■ LISTED RECORDS:
-=-=-=-=-

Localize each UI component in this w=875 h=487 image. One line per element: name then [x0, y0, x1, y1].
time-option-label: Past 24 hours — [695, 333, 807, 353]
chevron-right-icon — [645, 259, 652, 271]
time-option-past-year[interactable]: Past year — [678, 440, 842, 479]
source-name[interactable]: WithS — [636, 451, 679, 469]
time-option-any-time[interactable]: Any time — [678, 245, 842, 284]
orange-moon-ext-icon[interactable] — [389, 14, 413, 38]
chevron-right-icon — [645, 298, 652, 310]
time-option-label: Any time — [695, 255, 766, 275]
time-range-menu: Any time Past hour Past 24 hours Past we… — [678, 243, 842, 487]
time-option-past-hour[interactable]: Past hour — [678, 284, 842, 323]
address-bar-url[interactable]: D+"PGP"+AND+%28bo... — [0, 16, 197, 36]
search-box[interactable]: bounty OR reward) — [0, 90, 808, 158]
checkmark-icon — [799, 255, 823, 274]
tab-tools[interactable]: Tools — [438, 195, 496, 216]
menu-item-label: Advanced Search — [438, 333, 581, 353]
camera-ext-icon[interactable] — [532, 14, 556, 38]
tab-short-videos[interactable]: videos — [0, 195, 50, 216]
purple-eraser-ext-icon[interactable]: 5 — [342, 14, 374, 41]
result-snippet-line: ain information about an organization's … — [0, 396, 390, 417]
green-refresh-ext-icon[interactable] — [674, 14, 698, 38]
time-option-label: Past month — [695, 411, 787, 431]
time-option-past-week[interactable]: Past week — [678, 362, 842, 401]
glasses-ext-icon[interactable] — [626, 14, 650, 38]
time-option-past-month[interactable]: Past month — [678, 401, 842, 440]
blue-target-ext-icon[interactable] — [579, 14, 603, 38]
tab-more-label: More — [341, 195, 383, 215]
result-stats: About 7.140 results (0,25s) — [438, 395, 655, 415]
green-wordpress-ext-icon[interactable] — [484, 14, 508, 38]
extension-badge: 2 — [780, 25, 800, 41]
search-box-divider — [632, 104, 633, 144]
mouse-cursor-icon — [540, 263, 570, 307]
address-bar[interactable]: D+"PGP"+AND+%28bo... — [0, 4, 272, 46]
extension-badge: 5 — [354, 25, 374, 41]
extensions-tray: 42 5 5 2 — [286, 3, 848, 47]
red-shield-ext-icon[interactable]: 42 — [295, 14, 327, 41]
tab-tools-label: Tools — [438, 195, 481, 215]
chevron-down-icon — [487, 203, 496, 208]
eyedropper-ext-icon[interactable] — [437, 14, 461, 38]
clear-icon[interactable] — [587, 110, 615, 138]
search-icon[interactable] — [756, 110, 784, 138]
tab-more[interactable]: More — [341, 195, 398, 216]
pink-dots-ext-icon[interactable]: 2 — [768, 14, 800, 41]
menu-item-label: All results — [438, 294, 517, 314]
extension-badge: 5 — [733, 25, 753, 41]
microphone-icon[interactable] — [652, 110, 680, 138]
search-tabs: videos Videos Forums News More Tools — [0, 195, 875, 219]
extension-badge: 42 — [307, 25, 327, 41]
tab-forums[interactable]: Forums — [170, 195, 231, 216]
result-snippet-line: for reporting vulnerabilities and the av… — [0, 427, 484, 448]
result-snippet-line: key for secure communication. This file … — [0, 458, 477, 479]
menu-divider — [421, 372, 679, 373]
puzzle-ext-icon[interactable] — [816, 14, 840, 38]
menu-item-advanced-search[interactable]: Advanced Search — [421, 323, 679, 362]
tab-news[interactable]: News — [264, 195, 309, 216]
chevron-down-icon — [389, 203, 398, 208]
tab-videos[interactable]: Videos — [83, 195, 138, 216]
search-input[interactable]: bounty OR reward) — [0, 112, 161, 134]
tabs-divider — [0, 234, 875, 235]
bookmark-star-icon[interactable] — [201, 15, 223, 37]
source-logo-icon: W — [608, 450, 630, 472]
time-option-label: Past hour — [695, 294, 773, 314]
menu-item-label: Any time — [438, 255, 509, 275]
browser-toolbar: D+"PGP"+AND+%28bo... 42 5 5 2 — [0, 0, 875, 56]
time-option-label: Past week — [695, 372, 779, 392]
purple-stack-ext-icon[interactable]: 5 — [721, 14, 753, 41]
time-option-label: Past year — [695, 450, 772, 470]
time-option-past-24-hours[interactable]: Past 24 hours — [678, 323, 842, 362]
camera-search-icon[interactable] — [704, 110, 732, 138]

-=-=-=-=-

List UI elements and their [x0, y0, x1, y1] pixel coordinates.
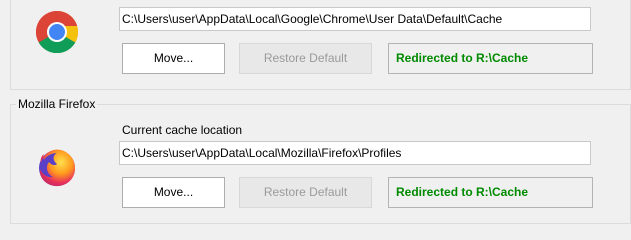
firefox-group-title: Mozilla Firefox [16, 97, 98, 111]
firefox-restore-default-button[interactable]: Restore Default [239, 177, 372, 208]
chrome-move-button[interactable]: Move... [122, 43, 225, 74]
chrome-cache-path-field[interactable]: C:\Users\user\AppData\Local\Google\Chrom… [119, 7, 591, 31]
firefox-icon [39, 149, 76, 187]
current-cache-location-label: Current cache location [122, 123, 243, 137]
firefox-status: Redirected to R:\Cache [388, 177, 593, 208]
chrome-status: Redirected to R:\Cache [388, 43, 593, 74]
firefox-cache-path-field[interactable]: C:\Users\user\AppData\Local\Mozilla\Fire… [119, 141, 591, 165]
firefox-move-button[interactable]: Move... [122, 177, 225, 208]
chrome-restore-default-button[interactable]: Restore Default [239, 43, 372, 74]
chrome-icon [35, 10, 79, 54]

-=-=-=-=-

■ REQUEST: Write out again, unchanged, the rows that begin with the one containing "Localize each UI" and end with the one containing "search-icon[interactable] — [756, 110, 784, 138]", including both of those rows.

■ TASK ANSWER:
Localize each UI component in this w=875 h=487 image. One line per element: name then [x0, y0, x1, y1].
time-option-label: Past 24 hours — [695, 333, 807, 353]
chevron-right-icon — [645, 259, 652, 271]
time-option-past-year[interactable]: Past year — [678, 440, 842, 479]
source-name[interactable]: WithS — [636, 451, 679, 469]
time-option-any-time[interactable]: Any time — [678, 245, 842, 284]
orange-moon-ext-icon[interactable] — [389, 14, 413, 38]
chevron-right-icon — [645, 298, 652, 310]
time-option-label: Any time — [695, 255, 766, 275]
time-range-menu: Any time Past hour Past 24 hours Past we… — [678, 243, 842, 487]
time-option-past-hour[interactable]: Past hour — [678, 284, 842, 323]
address-bar-url[interactable]: D+"PGP"+AND+%28bo... — [0, 16, 197, 36]
search-box[interactable]: bounty OR reward) — [0, 90, 808, 158]
checkmark-icon — [799, 255, 823, 274]
tab-tools[interactable]: Tools — [438, 195, 496, 216]
menu-item-label: Advanced Search — [438, 333, 581, 353]
camera-ext-icon[interactable] — [532, 14, 556, 38]
tab-short-videos[interactable]: videos — [0, 195, 50, 216]
purple-eraser-ext-icon[interactable]: 5 — [342, 14, 374, 41]
result-snippet-line: ain information about an organization's … — [0, 396, 390, 417]
green-refresh-ext-icon[interactable] — [674, 14, 698, 38]
time-option-label: Past month — [695, 411, 787, 431]
time-option-past-week[interactable]: Past week — [678, 362, 842, 401]
glasses-ext-icon[interactable] — [626, 14, 650, 38]
time-option-past-month[interactable]: Past month — [678, 401, 842, 440]
blue-target-ext-icon[interactable] — [579, 14, 603, 38]
tab-more-label: More — [341, 195, 383, 215]
result-stats: About 7.140 results (0,25s) — [438, 395, 655, 415]
green-wordpress-ext-icon[interactable] — [484, 14, 508, 38]
extension-badge: 2 — [780, 25, 800, 41]
search-box-divider — [632, 104, 633, 144]
mouse-cursor-icon — [540, 263, 570, 307]
address-bar[interactable]: D+"PGP"+AND+%28bo... — [0, 4, 272, 46]
extension-badge: 5 — [354, 25, 374, 41]
extensions-tray: 42 5 5 2 — [286, 3, 848, 47]
red-shield-ext-icon[interactable]: 42 — [295, 14, 327, 41]
tab-tools-label: Tools — [438, 195, 481, 215]
chevron-down-icon — [487, 203, 496, 208]
eyedropper-ext-icon[interactable] — [437, 14, 461, 38]
clear-icon[interactable] — [587, 110, 615, 138]
search-icon[interactable] — [756, 110, 784, 138]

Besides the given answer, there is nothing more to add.